◆ **Given exercise**:
For the data below, work out how many lines include the string "Neubauer" and report only the number.

:: Data to use

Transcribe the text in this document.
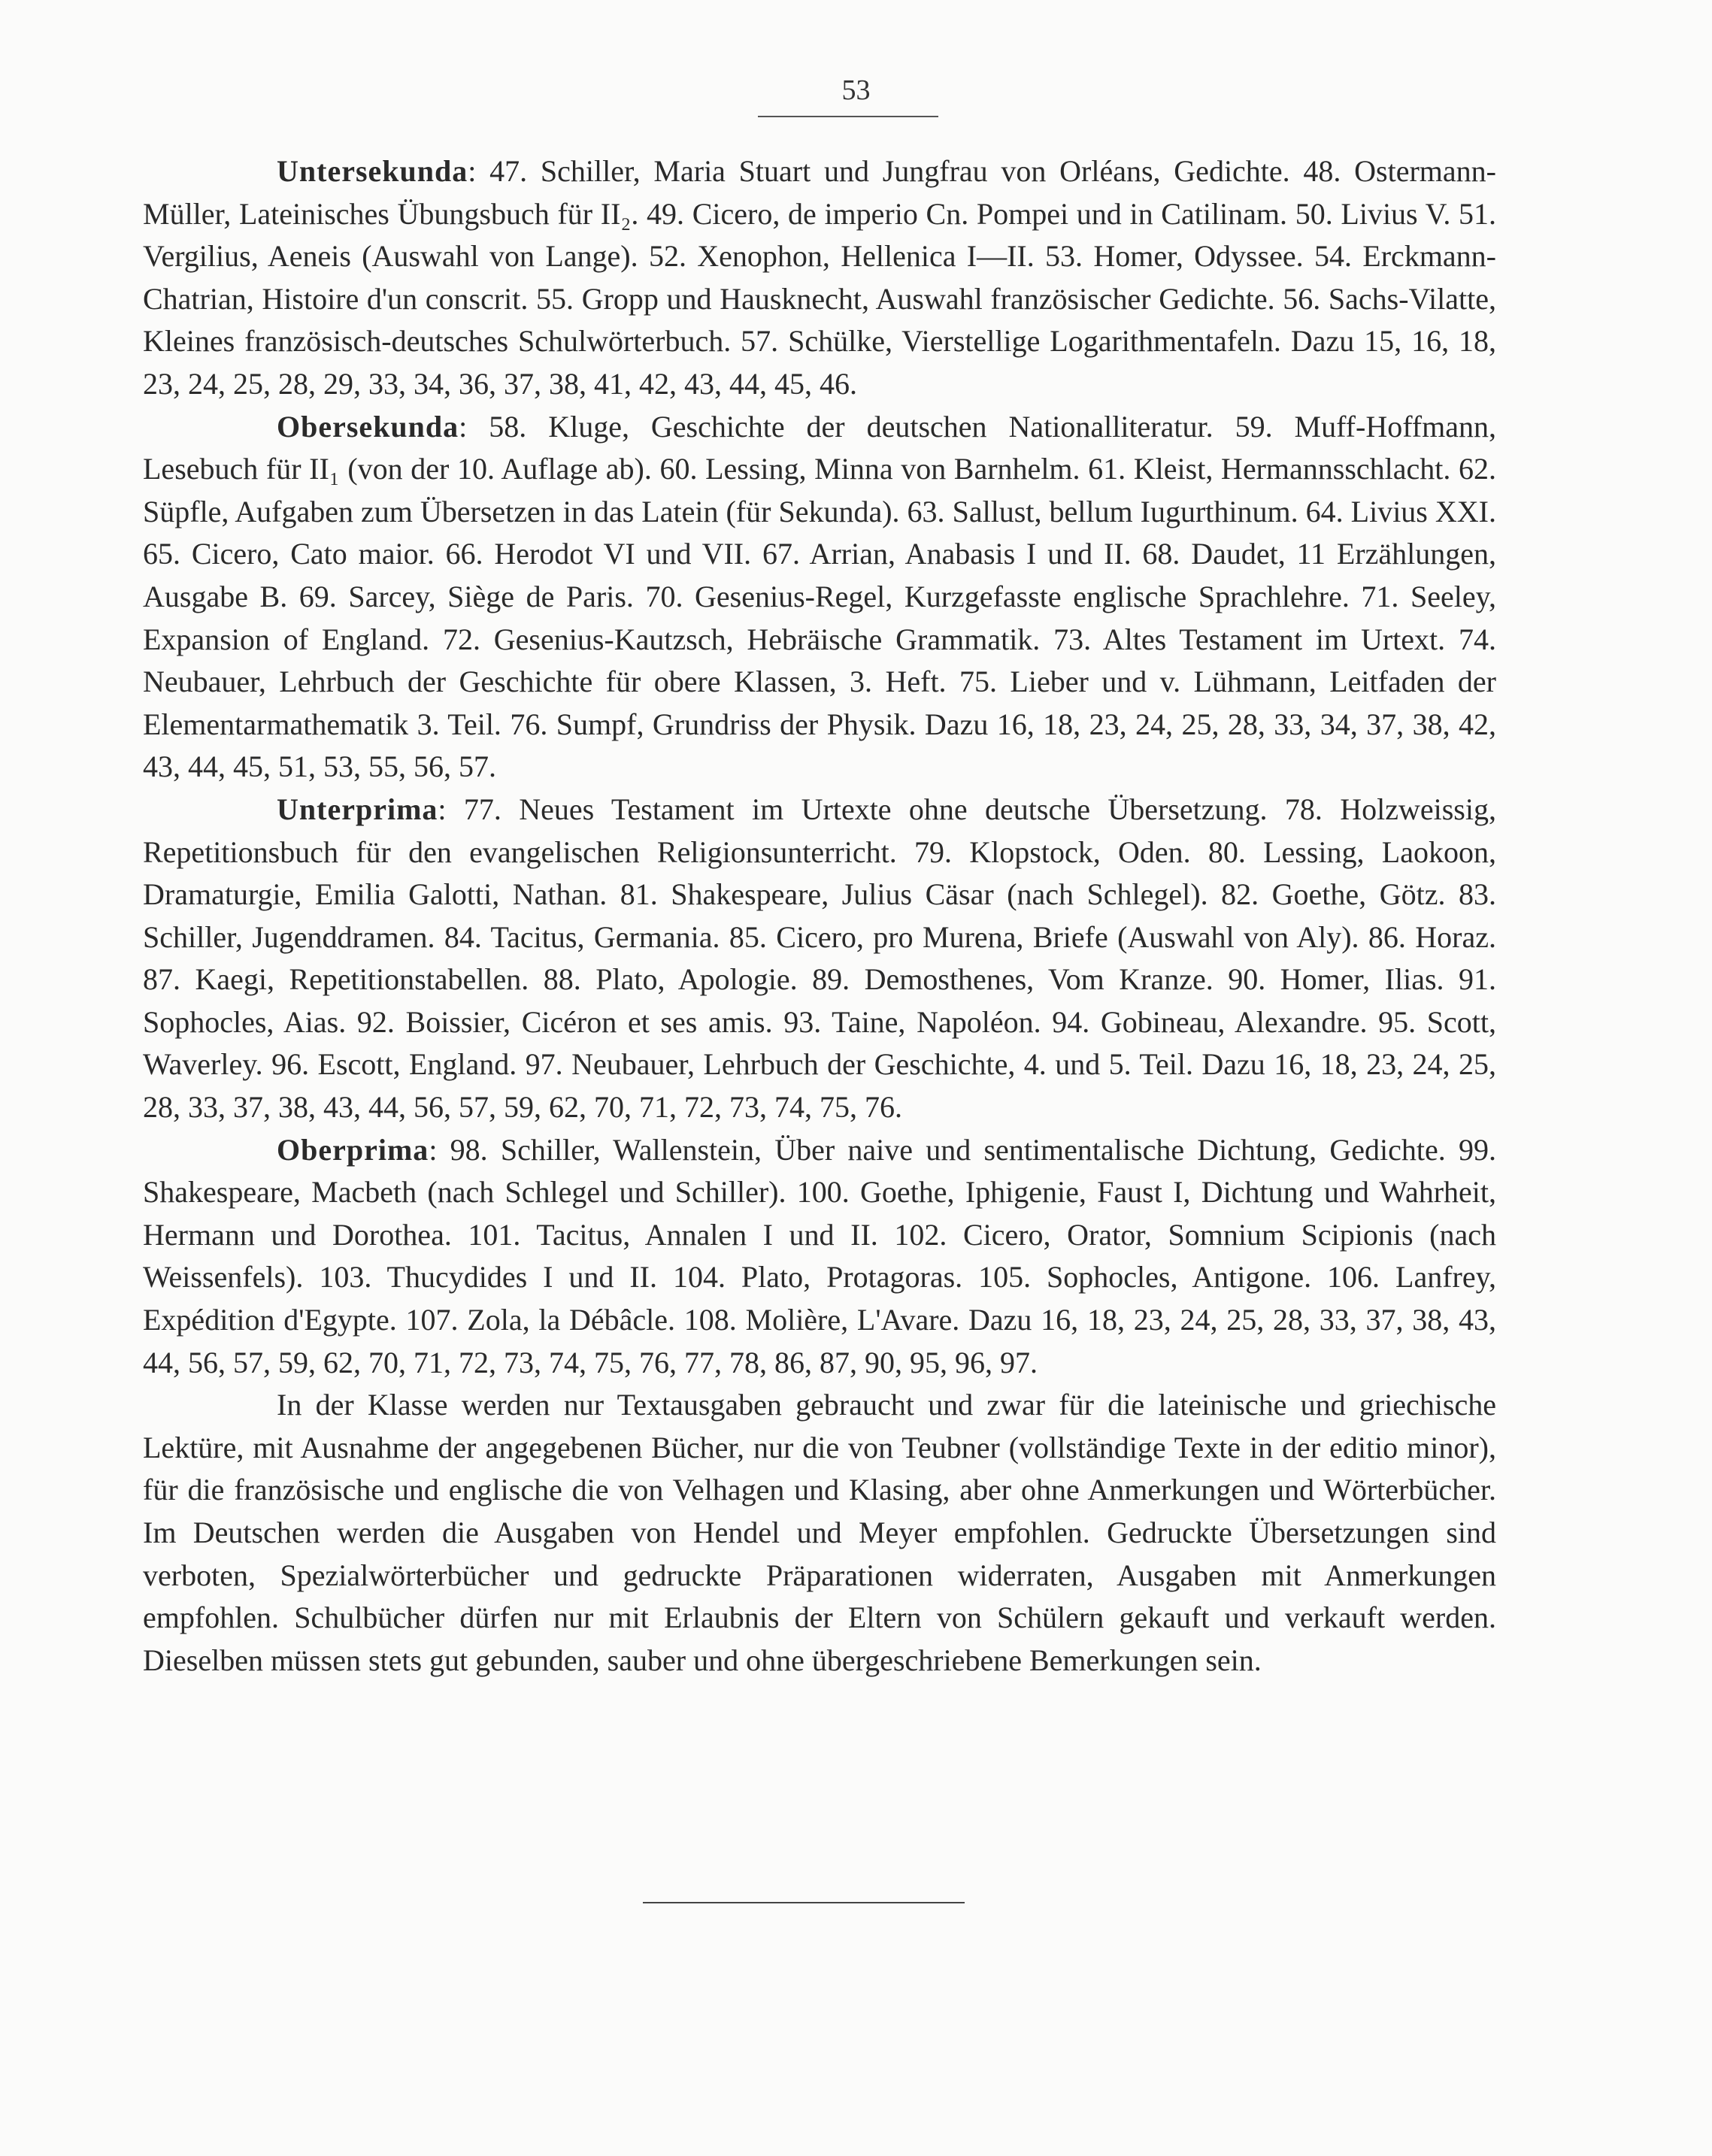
53

Untersekunda: 47. Schiller, Maria Stuart und Jungfrau von Orléans, Gedichte. 48. Ostermann-Müller, Lateinisches Übungsbuch für II₂. 49. Cicero, de imperio Cn. Pompei und in Catilinam. 50. Livius V. 51. Vergilius, Aeneis (Auswahl von Lange). 52. Xenophon, Hellenica I—II. 53. Homer, Odyssee. 54. Erckmann-Chatrian, Histoire d'un conscrit. 55. Gropp und Hausknecht, Auswahl französischer Gedichte. 56. Sachs-Vilatte, Kleines französisch-deutsches Schulwörterbuch. 57. Schülke, Vierstellige Logarithmentafeln. Dazu 15, 16, 18, 23, 24, 25, 28, 29, 33, 34, 36, 37, 38, 41, 42, 43, 44, 45, 46.

Obersekunda: 58. Kluge, Geschichte der deutschen Nationalliteratur. 59. Muff-Hoffmann, Lesebuch für II₁ (von der 10. Auflage ab). 60. Lessing, Minna von Barnhelm. 61. Kleist, Hermannsschlacht. 62. Süpfle, Aufgaben zum Übersetzen in das Latein (für Sekunda). 63. Sallust, bellum Iugurthinum. 64. Livius XXI. 65. Cicero, Cato maior. 66. Herodot VI und VII. 67. Arrian, Anabasis I und II. 68. Daudet, 11 Erzählungen, Ausgabe B. 69. Sarcey, Siège de Paris. 70. Gesenius-Regel, Kurzgefasste englische Sprachlehre. 71. Seeley, Expansion of England. 72. Gesenius-Kautzsch, Hebräische Grammatik. 73. Altes Testament im Urtext. 74. Neubauer, Lehrbuch der Geschichte für obere Klassen, 3. Heft. 75. Lieber und v. Lühmann, Leitfaden der Elementarmathematik 3. Teil. 76. Sumpf, Grundriss der Physik. Dazu 16, 18, 23, 24, 25, 28, 33, 34, 37, 38, 42, 43, 44, 45, 51, 53, 55, 56, 57.

Unterprima: 77. Neues Testament im Urtexte ohne deutsche Übersetzung. 78. Holzweissig, Repetitionsbuch für den evangelischen Religionsunterricht. 79. Klopstock, Oden. 80. Lessing, Laokoon, Dramaturgie, Emilia Galotti, Nathan. 81. Shakespeare, Julius Cäsar (nach Schlegel). 82. Goethe, Götz. 83. Schiller, Jugenddramen. 84. Tacitus, Germania. 85. Cicero, pro Murena, Briefe (Auswahl von Aly). 86. Horaz. 87. Kaegi, Repetitionstabellen. 88. Plato, Apologie. 89. Demosthenes, Vom Kranze. 90. Homer, Ilias. 91. Sophocles, Aias. 92. Boissier, Cicéron et ses amis. 93. Taine, Napoléon. 94. Gobineau, Alexandre. 95. Scott, Waverley. 96. Escott, England. 97. Neubauer, Lehrbuch der Geschichte, 4. und 5. Teil. Dazu 16, 18, 23, 24, 25, 28, 33, 37, 38, 43, 44, 56, 57, 59, 62, 70, 71, 72, 73, 74, 75, 76.

Oberprima: 98. Schiller, Wallenstein, Über naive und sentimentalische Dichtung, Gedichte. 99. Shakespeare, Macbeth (nach Schlegel und Schiller). 100. Goethe, Iphigenie, Faust I, Dichtung und Wahrheit, Hermann und Dorothea. 101. Tacitus, Annalen I und II. 102. Cicero, Orator, Somnium Scipionis (nach Weissenfels). 103. Thucydides I und II. 104. Plato, Protagoras. 105. Sophocles, Antigone. 106. Lanfrey, Expédition d'Egypte. 107. Zola, la Débâcle. 108. Molière, L'Avare. Dazu 16, 18, 23, 24, 25, 28, 33, 37, 38, 43, 44, 56, 57, 59, 62, 70, 71, 72, 73, 74, 75, 76, 77, 78, 86, 87, 90, 95, 96, 97.

In der Klasse werden nur Textausgaben gebraucht und zwar für die lateinische und griechische Lektüre, mit Ausnahme der angegebenen Bücher, nur die von Teubner (vollständige Texte in der editio minor), für die französische und englische die von Velhagen und Klasing, aber ohne Anmerkungen und Wörterbücher. Im Deutschen werden die Ausgaben von Hendel und Meyer empfohlen. Gedruckte Übersetzungen sind verboten, Spezialwörterbücher und gedruckte Präparationen widerraten, Ausgaben mit Anmerkungen empfohlen. Schulbücher dürfen nur mit Erlaubnis der Eltern von Schülern gekauft und verkauft werden. Dieselben müssen stets gut gebunden, sauber und ohne übergeschriebene Bemerkungen sein.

::::

◆ **Response to the task**:
2